__Entries supplied__
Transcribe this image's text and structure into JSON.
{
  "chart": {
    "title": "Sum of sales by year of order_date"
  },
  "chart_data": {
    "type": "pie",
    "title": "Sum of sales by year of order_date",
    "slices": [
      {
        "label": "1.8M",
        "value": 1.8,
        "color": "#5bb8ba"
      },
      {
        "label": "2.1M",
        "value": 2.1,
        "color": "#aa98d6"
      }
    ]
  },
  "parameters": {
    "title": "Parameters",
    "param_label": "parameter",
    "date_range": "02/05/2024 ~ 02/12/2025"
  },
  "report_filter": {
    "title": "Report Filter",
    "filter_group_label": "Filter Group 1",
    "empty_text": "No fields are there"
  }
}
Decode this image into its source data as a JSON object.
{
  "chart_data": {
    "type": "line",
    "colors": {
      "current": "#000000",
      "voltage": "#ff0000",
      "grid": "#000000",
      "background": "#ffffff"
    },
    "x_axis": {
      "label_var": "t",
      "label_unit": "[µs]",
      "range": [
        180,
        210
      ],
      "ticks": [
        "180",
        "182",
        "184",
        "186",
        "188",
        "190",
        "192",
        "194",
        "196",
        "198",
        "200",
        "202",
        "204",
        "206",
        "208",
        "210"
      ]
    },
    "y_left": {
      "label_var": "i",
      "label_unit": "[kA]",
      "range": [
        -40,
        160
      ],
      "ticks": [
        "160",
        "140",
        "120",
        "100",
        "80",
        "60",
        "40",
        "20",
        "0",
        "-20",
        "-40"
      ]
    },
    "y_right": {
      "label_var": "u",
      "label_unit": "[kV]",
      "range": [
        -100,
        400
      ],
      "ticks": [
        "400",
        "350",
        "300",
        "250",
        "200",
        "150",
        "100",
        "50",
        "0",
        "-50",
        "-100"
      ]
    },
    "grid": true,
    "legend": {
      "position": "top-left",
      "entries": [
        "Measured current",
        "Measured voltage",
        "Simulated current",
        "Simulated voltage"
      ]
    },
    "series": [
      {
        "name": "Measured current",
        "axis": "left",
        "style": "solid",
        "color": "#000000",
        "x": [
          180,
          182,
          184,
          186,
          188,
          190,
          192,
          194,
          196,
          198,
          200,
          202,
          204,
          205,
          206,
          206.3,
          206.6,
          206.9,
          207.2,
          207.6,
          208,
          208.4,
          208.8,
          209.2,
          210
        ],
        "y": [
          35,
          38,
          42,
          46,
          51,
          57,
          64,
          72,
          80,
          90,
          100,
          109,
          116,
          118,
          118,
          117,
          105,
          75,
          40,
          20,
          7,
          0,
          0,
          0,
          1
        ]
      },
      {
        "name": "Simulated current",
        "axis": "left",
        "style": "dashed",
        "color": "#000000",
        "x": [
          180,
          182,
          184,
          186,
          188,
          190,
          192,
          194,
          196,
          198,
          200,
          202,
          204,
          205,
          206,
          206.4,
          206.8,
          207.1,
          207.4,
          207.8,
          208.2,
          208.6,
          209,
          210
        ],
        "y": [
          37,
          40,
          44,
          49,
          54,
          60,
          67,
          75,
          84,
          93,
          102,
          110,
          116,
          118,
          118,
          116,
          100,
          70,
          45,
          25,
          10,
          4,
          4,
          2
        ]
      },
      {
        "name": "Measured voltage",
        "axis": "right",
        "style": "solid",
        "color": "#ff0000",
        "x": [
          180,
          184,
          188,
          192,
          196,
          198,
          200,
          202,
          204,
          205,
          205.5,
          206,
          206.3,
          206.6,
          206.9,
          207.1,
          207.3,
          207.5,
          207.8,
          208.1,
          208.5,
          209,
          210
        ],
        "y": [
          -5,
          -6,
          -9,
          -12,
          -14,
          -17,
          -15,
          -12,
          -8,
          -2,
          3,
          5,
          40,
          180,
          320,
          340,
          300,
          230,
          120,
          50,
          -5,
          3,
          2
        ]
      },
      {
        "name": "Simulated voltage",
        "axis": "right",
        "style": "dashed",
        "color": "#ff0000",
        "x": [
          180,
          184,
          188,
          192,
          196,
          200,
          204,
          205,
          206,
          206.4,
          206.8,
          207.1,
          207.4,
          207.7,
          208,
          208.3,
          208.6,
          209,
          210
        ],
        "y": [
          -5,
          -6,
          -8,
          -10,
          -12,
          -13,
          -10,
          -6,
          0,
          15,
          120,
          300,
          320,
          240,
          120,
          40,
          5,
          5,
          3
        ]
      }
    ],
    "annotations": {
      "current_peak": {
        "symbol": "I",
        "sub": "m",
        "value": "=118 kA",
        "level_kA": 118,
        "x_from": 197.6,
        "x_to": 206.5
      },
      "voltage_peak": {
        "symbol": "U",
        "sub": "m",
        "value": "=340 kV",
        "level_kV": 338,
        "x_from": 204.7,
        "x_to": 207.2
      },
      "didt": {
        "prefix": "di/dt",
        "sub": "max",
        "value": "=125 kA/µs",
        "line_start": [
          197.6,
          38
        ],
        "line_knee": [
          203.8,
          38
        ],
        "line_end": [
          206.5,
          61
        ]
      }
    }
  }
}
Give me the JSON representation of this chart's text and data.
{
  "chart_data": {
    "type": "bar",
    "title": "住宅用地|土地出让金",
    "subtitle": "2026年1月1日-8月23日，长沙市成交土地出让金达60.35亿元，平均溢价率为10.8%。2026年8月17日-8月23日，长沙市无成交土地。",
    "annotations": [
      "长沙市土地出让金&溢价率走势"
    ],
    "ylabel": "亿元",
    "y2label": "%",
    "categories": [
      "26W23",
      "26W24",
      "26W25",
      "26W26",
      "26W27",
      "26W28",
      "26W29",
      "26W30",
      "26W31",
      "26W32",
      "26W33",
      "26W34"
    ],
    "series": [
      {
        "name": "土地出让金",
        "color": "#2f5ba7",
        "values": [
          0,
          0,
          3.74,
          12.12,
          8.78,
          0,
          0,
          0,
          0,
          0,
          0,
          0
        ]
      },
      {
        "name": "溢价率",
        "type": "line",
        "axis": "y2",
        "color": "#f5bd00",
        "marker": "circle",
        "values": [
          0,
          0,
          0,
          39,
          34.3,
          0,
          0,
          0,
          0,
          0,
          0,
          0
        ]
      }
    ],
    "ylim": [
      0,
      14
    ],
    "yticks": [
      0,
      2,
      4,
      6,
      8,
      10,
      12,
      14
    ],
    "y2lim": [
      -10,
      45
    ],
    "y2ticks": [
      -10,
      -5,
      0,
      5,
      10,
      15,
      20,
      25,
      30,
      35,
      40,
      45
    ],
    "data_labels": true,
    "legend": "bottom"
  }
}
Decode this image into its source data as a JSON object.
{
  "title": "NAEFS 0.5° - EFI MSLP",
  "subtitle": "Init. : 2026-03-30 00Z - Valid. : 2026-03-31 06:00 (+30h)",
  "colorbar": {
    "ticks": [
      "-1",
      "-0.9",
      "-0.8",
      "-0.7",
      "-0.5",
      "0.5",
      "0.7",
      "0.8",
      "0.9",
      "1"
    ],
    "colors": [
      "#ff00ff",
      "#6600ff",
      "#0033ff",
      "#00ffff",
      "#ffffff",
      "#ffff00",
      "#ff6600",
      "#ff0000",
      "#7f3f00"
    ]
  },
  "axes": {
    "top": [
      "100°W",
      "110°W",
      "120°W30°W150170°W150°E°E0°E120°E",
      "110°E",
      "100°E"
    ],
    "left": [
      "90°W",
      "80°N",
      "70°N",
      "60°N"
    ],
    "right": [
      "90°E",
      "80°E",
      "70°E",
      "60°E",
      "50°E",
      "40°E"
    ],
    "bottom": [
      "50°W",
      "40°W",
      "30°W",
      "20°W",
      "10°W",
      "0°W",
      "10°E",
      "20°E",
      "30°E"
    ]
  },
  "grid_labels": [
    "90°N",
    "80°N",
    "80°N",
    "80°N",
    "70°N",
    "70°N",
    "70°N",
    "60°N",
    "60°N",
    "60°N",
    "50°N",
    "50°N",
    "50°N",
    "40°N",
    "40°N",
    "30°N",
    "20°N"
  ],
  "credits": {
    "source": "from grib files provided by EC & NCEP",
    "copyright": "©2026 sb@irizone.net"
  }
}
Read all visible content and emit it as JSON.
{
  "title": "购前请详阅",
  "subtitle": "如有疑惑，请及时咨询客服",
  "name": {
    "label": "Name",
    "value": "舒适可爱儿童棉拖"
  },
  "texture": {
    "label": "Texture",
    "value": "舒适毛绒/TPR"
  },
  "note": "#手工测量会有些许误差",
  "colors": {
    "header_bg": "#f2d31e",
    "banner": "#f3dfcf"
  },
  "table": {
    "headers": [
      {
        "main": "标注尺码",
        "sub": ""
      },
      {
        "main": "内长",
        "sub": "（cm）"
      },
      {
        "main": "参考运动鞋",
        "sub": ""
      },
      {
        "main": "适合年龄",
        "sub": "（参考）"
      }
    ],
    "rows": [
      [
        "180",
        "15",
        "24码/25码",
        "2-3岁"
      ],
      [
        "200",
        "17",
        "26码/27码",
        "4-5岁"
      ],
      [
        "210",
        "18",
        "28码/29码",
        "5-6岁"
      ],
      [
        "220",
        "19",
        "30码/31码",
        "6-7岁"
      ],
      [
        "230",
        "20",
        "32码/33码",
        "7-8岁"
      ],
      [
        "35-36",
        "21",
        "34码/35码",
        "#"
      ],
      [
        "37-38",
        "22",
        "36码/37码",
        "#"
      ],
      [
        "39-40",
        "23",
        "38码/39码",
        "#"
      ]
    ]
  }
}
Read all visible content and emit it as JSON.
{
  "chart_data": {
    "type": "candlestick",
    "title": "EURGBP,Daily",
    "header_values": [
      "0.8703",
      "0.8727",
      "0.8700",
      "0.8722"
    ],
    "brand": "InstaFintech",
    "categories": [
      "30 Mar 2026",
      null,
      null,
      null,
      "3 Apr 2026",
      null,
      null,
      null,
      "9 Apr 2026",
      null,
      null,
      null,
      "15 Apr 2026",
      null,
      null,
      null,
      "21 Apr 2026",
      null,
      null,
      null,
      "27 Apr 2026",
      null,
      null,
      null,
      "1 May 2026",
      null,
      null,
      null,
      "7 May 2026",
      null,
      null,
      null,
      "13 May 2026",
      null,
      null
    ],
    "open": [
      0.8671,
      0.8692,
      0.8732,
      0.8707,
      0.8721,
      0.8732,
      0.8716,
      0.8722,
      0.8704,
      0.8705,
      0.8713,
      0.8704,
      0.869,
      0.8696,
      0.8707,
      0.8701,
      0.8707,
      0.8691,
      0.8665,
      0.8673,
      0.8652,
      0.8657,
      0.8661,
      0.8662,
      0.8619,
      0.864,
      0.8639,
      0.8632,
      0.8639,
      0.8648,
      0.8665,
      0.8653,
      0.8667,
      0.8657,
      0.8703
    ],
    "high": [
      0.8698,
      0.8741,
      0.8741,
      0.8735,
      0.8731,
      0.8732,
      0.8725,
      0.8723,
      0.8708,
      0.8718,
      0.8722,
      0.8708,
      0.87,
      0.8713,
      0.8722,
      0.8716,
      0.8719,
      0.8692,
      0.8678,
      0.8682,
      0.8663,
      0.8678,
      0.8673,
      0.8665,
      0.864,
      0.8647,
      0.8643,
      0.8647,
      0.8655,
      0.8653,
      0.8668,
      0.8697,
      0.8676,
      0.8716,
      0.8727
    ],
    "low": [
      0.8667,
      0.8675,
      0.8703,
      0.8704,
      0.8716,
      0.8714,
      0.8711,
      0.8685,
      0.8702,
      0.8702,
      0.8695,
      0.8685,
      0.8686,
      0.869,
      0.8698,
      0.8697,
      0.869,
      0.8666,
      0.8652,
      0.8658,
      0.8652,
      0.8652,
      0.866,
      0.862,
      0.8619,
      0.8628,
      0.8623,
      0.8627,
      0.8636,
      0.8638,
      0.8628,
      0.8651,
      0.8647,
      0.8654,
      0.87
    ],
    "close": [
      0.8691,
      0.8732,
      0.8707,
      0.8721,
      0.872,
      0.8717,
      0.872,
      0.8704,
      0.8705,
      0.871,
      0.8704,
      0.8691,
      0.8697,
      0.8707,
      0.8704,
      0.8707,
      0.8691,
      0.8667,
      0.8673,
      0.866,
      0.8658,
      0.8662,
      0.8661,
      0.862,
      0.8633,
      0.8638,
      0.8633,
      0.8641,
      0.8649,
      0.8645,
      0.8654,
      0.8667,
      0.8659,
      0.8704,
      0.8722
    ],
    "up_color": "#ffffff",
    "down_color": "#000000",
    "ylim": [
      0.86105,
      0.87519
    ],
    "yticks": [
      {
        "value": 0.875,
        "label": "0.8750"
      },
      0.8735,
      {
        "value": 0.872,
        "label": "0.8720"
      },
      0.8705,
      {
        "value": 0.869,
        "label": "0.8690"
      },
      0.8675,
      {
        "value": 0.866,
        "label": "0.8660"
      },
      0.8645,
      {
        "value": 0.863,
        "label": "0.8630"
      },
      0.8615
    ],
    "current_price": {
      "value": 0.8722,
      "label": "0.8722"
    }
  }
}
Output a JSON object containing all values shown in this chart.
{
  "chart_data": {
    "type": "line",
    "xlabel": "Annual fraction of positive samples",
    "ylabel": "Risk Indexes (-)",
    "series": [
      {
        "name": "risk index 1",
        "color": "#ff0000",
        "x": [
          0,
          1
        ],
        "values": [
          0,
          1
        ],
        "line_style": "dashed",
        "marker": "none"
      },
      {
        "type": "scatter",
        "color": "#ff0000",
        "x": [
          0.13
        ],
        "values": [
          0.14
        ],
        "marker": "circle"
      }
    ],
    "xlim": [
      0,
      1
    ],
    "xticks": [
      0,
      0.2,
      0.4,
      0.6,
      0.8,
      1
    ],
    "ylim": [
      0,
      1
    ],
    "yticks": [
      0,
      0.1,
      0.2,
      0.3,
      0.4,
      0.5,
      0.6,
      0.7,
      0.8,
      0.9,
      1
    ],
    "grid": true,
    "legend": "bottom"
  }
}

__Your goal__
Report how many lines in the records hold the word "Simulated", giving the number and nothing else.

__Completed exercise__
4